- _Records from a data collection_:
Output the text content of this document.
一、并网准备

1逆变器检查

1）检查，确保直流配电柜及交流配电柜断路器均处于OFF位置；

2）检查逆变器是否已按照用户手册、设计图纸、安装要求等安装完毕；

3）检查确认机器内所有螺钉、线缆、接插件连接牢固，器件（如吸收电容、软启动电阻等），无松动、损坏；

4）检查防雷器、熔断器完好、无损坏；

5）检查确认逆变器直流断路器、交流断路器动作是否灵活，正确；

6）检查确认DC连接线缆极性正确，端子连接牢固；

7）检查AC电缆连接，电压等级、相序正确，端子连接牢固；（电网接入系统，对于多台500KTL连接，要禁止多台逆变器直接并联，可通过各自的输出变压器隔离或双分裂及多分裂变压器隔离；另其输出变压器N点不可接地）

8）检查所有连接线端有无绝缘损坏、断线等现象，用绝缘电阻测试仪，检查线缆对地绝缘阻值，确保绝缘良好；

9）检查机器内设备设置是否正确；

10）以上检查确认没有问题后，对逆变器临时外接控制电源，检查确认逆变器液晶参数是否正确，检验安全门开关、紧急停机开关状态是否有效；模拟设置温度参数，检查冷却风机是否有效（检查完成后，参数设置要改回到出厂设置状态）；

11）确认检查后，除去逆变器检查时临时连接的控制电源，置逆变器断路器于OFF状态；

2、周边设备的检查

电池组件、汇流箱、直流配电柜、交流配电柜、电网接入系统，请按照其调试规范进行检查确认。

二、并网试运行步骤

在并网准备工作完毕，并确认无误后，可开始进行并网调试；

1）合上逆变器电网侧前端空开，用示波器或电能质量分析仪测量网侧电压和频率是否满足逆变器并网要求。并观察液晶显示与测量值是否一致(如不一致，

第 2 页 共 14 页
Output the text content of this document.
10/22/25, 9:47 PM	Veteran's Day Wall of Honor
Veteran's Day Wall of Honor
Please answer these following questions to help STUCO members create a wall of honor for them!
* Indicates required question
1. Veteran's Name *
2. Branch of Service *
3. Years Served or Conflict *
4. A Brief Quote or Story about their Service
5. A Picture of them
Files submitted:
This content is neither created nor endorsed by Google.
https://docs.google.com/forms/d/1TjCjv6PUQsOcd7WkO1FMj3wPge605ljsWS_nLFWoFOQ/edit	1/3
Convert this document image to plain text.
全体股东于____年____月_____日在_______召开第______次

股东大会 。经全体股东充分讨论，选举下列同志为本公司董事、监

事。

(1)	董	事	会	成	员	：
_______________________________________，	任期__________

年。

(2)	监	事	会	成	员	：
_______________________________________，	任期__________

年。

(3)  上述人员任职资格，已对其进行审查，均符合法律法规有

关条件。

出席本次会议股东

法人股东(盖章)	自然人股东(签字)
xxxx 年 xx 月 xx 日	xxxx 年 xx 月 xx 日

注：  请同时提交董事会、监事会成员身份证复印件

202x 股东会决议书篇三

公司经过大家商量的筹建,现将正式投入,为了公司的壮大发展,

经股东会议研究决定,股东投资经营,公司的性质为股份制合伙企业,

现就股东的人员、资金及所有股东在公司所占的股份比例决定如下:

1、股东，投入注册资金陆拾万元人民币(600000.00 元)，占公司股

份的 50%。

- _PROBLEM DETAILS_:
Pick out every line of the listing containing the word "them", and show those lines.

- _EXPECTED ANSWER_:
Please answer these following questions to help STUCO members create a wall of honor for them!
5. A Picture of them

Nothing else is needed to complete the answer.